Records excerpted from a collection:
:::

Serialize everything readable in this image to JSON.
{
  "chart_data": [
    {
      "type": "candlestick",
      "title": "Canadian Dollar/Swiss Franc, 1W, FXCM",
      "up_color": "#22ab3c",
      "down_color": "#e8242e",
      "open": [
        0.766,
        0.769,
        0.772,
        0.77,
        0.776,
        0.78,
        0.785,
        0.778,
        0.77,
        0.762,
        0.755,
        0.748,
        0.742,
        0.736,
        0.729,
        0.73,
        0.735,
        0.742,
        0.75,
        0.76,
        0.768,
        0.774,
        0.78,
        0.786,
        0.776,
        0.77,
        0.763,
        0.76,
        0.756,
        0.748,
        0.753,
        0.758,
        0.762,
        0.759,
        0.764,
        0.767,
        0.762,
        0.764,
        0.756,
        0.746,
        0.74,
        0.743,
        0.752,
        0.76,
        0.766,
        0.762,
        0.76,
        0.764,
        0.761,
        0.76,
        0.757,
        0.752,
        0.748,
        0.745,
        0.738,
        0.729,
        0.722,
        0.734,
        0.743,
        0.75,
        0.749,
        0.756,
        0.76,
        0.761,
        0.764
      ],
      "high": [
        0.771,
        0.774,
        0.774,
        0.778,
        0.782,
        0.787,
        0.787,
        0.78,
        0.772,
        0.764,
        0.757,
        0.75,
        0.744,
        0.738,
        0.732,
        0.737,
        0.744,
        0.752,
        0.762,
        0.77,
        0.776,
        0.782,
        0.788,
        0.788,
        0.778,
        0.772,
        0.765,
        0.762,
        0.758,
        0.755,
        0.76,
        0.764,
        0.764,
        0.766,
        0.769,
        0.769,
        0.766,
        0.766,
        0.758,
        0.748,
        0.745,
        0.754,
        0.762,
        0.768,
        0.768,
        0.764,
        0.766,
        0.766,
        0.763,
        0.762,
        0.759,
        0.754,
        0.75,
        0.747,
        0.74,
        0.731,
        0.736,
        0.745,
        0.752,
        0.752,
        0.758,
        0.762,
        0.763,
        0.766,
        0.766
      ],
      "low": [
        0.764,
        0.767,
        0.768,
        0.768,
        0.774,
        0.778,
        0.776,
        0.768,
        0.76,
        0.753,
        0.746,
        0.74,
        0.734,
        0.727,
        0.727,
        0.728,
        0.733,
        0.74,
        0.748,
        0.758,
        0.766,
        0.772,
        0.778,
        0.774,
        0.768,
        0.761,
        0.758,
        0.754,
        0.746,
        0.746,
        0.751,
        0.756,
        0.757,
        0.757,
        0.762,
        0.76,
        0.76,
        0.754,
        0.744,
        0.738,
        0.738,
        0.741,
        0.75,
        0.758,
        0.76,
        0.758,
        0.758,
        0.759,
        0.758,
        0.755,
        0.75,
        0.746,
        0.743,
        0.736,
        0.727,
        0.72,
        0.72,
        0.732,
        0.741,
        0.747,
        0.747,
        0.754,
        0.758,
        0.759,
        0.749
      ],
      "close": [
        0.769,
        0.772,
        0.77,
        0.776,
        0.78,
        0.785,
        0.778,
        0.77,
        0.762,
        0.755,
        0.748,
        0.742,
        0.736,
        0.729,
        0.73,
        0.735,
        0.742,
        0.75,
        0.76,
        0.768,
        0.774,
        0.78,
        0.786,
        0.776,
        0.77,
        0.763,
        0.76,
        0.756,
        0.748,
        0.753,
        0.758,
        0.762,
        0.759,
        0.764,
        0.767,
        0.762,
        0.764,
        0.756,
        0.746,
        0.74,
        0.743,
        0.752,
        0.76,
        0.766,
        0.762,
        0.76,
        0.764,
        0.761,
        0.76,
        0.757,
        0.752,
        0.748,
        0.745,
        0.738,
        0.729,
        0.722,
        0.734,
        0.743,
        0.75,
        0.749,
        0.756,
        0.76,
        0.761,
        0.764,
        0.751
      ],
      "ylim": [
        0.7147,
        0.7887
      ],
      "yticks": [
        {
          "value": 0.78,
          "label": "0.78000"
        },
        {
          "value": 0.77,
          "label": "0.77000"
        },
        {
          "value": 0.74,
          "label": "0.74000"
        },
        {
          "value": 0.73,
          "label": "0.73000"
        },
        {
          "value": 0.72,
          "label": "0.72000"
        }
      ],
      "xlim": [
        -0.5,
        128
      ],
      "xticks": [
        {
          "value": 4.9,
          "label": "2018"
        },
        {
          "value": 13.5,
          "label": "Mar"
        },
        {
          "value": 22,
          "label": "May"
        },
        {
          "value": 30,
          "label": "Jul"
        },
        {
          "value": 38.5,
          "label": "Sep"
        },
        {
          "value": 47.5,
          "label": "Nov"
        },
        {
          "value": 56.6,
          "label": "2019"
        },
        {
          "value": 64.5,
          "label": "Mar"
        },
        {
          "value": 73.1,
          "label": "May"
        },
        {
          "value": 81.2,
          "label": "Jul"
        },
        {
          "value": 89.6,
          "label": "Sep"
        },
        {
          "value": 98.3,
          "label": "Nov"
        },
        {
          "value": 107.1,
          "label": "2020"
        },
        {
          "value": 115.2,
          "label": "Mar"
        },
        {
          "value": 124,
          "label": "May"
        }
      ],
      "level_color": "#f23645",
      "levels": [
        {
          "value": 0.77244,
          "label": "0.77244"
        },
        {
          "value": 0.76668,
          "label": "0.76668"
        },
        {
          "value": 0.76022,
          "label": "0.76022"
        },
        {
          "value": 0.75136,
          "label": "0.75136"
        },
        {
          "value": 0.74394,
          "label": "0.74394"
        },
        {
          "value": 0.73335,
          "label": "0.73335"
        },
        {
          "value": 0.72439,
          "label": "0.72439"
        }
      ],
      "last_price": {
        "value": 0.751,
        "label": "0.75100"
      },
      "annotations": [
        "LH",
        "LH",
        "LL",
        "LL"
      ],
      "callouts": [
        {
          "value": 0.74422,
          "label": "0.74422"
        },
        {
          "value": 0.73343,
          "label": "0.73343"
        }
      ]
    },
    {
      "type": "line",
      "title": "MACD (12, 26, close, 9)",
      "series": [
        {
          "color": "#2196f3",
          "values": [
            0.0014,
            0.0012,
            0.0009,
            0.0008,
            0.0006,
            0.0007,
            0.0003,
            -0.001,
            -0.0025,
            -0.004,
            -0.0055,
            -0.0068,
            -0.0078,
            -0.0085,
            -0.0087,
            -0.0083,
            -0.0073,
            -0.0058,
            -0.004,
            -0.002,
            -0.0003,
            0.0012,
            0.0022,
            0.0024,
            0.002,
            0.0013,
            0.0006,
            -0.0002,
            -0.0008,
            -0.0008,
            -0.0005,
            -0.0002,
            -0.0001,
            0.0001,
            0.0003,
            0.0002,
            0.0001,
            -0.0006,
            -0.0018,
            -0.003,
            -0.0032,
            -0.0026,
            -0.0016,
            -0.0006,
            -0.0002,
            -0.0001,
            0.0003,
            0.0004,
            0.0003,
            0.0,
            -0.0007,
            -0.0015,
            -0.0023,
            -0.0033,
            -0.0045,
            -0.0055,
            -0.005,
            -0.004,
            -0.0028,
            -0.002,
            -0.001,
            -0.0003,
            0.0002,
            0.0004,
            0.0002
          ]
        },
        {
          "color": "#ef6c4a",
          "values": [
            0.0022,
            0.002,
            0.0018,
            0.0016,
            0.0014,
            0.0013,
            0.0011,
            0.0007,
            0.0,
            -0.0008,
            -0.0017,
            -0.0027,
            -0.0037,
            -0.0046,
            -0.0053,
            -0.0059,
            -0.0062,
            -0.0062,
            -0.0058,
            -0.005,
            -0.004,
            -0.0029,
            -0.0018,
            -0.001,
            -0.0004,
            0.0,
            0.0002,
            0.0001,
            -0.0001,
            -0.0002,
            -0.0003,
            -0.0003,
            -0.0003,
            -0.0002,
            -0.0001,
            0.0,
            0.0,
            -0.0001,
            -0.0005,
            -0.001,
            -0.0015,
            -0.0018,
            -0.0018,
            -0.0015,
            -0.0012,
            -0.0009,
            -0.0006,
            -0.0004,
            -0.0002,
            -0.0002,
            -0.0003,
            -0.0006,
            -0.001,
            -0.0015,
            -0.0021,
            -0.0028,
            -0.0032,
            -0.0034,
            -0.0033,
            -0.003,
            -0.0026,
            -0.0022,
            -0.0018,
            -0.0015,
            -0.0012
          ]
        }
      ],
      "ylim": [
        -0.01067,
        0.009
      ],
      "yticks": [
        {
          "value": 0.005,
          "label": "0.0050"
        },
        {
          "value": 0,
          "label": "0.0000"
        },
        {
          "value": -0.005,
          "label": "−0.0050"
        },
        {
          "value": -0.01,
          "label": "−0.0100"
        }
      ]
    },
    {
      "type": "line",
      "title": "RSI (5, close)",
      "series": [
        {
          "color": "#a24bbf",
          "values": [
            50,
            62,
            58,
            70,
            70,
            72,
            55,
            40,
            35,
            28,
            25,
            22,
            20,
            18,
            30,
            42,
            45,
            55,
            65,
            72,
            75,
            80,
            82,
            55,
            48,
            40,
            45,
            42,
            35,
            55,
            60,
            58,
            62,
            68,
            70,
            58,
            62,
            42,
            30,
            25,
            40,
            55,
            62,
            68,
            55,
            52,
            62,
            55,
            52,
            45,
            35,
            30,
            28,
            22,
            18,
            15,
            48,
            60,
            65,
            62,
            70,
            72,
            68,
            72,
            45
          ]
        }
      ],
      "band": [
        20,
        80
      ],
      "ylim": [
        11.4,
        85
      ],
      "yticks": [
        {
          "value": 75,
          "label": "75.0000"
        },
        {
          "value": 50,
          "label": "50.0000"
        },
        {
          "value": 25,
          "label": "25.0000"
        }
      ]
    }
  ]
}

:::

Objective: Work out how many lines of the listing above include the word "close". Reply with nothing but the count.

Expected output: 3